• [Directive] Below is a set of records; print all of them exactly as written.

════════════════════

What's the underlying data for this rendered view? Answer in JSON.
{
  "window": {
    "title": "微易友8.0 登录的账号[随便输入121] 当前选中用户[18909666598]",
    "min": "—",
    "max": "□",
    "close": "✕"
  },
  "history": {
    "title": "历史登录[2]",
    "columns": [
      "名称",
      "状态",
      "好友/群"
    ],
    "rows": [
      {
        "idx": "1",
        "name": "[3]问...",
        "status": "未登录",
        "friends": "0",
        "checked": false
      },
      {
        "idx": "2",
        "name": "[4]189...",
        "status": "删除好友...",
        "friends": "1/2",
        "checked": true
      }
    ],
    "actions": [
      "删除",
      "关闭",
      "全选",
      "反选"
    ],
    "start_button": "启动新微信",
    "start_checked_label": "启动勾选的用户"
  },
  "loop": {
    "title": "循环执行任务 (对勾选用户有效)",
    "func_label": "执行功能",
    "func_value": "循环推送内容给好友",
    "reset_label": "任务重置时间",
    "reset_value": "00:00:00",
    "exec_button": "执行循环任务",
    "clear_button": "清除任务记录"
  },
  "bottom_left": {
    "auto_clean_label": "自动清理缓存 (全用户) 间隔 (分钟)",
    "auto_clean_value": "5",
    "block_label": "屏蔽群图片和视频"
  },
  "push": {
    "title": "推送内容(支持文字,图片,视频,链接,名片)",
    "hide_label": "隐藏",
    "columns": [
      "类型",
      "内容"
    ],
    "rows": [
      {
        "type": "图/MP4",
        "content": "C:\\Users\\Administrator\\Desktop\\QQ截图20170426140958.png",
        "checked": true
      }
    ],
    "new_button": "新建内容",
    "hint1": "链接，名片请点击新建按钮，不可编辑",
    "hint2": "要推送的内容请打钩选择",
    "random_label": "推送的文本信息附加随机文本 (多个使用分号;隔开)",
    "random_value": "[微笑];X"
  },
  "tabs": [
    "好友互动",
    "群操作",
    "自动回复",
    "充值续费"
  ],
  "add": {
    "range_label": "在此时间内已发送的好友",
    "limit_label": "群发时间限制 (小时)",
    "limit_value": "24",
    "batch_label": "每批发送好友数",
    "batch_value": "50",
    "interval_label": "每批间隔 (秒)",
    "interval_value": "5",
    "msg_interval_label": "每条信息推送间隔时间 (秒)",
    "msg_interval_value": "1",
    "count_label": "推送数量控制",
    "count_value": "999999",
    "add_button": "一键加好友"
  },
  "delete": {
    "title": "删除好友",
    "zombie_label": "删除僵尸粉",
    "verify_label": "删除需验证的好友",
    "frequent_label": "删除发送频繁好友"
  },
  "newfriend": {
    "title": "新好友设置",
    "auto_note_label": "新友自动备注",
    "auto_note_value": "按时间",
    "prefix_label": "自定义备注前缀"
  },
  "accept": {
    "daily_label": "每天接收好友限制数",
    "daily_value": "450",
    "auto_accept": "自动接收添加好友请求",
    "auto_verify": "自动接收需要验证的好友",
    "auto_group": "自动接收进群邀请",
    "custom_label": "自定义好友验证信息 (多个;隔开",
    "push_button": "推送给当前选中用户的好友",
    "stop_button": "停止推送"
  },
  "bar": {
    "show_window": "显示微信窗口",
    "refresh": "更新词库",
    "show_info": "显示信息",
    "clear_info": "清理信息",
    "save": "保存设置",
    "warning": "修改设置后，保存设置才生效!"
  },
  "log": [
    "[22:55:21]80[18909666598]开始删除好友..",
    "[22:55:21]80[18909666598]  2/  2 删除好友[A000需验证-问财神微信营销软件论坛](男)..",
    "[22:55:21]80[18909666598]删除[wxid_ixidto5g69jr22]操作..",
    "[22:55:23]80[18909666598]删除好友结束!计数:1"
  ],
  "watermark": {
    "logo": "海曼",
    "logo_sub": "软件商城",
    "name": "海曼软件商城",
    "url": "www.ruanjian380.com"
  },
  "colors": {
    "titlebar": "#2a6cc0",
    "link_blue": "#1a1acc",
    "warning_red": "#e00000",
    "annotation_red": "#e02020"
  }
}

════════════════════

• [Solution to this problem]
What's the underlying data for this rendered view? Answer in JSON.
{
  "window": {
    "title": "微易友8.0 登录的账号[随便输入121] 当前选中用户[18909666598]",
    "min": "—",
    "max": "□",
    "close": "✕"
  },
  "history": {
    "title": "历史登录[2]",
    "columns": [
      "名称",
      "状态",
      "好友/群"
    ],
    "rows": [
      {
        "idx": "1",
        "name": "[3]问...",
        "status": "未登录",
        "friends": "0",
        "checked": false
      },
      {
        "idx": "2",
        "name": "[4]189...",
        "status": "删除好友...",
        "friends": "1/2",
        "checked": true
      }
    ],
    "actions": [
      "删除",
      "关闭",
      "全选",
      "反选"
    ],
    "start_button": "启动新微信",
    "start_checked_label": "启动勾选的用户"
  },
  "loop": {
    "title": "循环执行任务 (对勾选用户有效)",
    "func_label": "执行功能",
    "func_value": "循环推送内容给好友",
    "reset_label": "任务重置时间",
    "reset_value": "00:00:00",
    "exec_button": "执行循环任务",
    "clear_button": "清除任务记录"
  },
  "bottom_left": {
    "auto_clean_label": "自动清理缓存 (全用户) 间隔 (分钟)",
    "auto_clean_value": "5",
    "block_label": "屏蔽群图片和视频"
  },
  "push": {
    "title": "推送内容(支持文字,图片,视频,链接,名片)",
    "hide_label": "隐藏",
    "columns": [
      "类型",
      "内容"
    ],
    "rows": [
      {
        "type": "图/MP4",
        "content": "C:\\Users\\Administrator\\Desktop\\QQ截图20170426140958.png",
        "checked": true
      }
    ],
    "new_button": "新建内容",
    "hint1": "链接，名片请点击新建按钮，不可编辑",
    "hint2": "要推送的内容请打钩选择",
    "random_label": "推送的文本信息附加随机文本 (多个使用分号;隔开)",
    "random_value": "[微笑];X"
  },
  "tabs": [
    "好友互动",
    "群操作",
    "自动回复",
    "充值续费"
  ],
  "add": {
    "range_label": "在此时间内已发送的好友",
    "limit_label": "群发时间限制 (小时)",
    "limit_value": "24",
    "batch_label": "每批发送好友数",
    "batch_value": "50",
    "interval_label": "每批间隔 (秒)",
    "interval_value": "5",
    "msg_interval_label": "每条信息推送间隔时间 (秒)",
    "msg_interval_value": "1",
    "count_label": "推送数量控制",
    "count_value": "999999",
    "add_button": "一键加好友"
  },
  "delete": {
    "title": "删除好友",
    "zombie_label": "删除僵尸粉",
    "verify_label": "删除需验证的好友",
    "frequent_label": "删除发送频繁好友"
  },
  "newfriend": {
    "title": "新好友设置",
    "auto_note_label": "新友自动备注",
    "auto_note_value": "按时间",
    "prefix_label": "自定义备注前缀"
  },
  "accept": {
    "daily_label": "每天接收好友限制数",
    "daily_value": "450",
    "auto_accept": "自动接收添加好友请求",
    "auto_verify": "自动接收需要验证的好友",
    "auto_group": "自动接收进群邀请",
    "custom_label": "自定义好友验证信息 (多个;隔开",
    "push_button": "推送给当前选中用户的好友",
    "stop_button": "停止推送"
  },
  "bar": {
    "show_window": "显示微信窗口",
    "refresh": "更新词库",
    "show_info": "显示信息",
    "clear_info": "清理信息",
    "save": "保存设置",
    "warning": "修改设置后，保存设置才生效!"
  },
  "log": [
    "[22:55:21]80[18909666598]开始删除好友..",
    "[22:55:21]80[18909666598]  2/  2 删除好友[A000需验证-问财神微信营销软件论坛](男)..",
    "[22:55:21]80[18909666598]删除[wxid_ixidto5g69jr22]操作..",
    "[22:55:23]80[18909666598]删除好友结束!计数:1"
  ],
  "watermark": {
    "logo": "海曼",
    "logo_sub": "软件商城",
    "name": "海曼软件商城",
    "url": "www.ruanjian380.com"
  },
  "colors": {
    "titlebar": "#2a6cc0",
    "link_blue": "#1a1acc",
    "warning_red": "#e00000",
    "annotation_red": "#e02020"
  }
}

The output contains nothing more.